**What this task involves:**
Take every line from the material that has the word "Delhi" in it.

++++++++++

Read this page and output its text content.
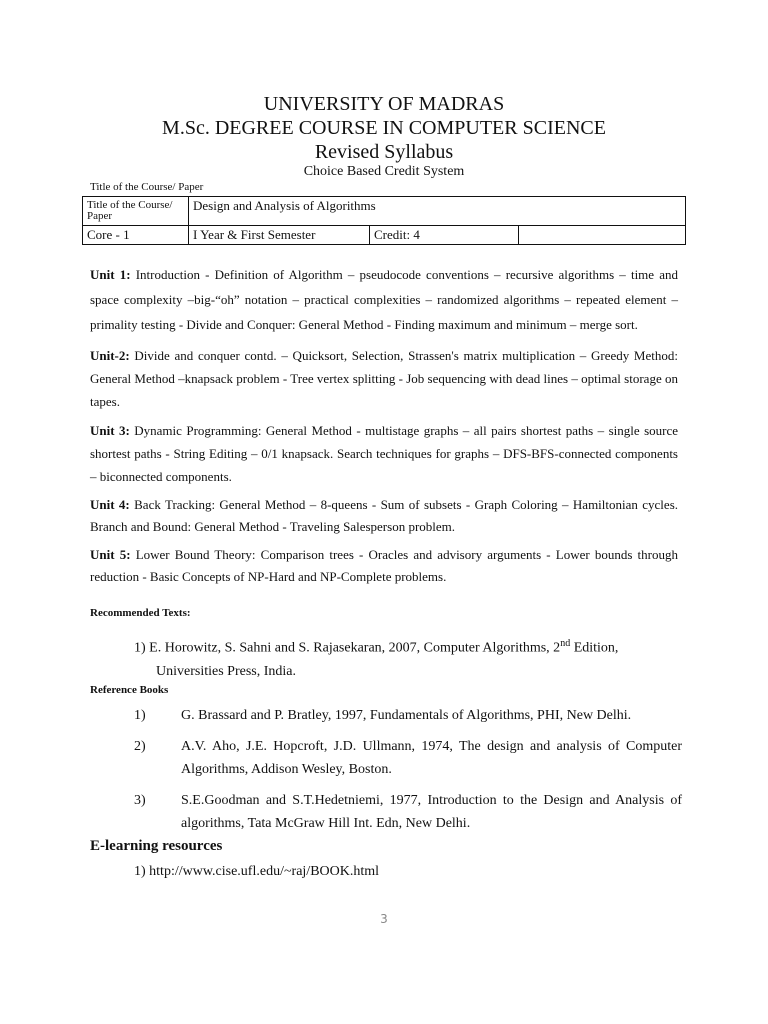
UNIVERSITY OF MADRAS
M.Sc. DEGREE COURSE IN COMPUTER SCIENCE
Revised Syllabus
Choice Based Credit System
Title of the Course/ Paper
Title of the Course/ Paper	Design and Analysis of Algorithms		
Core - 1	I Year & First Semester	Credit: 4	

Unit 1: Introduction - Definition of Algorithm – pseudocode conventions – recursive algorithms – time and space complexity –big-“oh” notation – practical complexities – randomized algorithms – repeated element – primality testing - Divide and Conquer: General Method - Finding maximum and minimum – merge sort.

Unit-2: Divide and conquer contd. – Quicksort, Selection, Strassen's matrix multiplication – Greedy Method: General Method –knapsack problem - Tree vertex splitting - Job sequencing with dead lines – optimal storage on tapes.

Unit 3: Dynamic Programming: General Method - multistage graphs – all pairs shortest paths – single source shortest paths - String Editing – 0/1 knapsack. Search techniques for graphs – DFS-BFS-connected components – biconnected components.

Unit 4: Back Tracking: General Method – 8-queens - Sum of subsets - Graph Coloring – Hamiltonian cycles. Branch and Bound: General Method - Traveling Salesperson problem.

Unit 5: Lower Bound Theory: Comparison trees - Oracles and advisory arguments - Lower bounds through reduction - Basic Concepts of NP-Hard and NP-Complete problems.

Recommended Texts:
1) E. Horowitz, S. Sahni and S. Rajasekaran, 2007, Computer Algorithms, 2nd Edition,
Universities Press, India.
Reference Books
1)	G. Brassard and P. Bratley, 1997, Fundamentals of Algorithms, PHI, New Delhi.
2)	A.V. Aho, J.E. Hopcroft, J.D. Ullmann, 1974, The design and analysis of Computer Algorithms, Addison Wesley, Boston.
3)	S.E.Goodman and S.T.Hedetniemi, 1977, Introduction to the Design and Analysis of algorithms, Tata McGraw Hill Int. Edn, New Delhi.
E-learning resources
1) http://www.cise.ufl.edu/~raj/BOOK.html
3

++++++++++

**Solution for this task:**
1)	G. Brassard and P. Bratley, 1997, Fundamentals of Algorithms, PHI, New Delhi.
3)	S.E.Goodman and S.T.Hedetniemi, 1977, Introduction to the Design and Analysis of algorithms, Tata McGraw Hill Int. Edn, New Delhi.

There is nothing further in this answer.